start THE DATA
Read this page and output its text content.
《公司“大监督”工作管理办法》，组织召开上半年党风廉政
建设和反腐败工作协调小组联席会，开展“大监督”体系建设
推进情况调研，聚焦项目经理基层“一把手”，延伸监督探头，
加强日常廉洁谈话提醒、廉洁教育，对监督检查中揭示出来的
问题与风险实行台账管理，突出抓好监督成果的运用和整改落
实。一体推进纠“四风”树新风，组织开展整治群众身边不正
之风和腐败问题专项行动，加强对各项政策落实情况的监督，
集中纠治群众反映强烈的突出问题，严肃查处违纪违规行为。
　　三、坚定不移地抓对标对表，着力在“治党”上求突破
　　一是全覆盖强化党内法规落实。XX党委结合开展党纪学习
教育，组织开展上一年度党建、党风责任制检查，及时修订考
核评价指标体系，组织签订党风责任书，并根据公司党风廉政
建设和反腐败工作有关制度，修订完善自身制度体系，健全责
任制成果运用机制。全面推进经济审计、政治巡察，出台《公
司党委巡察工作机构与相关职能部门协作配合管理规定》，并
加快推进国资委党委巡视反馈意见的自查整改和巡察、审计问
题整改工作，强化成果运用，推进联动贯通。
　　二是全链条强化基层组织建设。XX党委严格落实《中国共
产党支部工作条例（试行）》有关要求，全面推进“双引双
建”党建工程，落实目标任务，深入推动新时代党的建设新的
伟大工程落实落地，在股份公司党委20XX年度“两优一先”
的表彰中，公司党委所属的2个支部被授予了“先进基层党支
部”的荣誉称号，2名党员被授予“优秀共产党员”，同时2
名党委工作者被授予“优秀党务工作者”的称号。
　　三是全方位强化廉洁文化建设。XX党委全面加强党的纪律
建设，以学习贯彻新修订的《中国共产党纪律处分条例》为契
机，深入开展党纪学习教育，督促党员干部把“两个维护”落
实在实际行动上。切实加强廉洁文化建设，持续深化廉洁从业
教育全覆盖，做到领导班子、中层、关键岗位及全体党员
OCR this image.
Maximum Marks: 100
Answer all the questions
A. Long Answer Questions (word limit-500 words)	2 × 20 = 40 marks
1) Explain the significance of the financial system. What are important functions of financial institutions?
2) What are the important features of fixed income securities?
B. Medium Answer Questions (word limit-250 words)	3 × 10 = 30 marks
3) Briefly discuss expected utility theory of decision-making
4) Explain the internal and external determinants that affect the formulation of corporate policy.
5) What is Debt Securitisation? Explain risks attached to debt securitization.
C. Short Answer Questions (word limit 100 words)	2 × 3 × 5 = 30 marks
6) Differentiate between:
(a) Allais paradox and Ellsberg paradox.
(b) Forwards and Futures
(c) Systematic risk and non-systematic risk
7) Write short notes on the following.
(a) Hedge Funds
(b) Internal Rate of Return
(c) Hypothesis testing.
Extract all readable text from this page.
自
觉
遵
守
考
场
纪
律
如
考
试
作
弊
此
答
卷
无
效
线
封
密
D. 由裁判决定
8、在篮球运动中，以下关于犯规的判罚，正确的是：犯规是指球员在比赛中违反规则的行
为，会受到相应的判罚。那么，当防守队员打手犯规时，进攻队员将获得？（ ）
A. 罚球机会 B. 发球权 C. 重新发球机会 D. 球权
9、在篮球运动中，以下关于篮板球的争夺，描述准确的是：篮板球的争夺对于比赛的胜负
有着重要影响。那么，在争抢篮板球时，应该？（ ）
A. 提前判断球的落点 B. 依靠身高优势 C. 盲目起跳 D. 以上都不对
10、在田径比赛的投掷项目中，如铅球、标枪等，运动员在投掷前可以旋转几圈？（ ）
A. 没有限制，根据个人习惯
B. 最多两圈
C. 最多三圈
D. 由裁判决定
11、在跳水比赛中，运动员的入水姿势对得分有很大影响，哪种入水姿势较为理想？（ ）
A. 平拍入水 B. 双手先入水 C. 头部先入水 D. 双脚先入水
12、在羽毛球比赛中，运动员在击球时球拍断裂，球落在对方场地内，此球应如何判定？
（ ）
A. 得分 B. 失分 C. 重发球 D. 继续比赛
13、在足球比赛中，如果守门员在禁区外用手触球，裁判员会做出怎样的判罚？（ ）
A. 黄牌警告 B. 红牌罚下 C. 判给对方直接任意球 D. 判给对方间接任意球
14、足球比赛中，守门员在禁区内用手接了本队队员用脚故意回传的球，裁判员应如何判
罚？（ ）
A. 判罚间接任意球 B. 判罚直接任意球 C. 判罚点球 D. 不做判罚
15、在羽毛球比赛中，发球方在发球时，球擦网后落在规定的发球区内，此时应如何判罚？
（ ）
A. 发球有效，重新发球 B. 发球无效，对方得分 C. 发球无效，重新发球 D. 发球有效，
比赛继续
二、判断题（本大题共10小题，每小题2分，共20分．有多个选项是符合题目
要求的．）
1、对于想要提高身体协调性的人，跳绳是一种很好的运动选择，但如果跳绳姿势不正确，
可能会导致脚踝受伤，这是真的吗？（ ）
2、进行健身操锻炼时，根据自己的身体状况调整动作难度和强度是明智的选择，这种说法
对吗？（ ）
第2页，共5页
end THE DATA
GOAL: Read the entries and show each line that mentions "page".

TASK SOLUTION:
Read this page and output its text content.
Extract all readable text from this page.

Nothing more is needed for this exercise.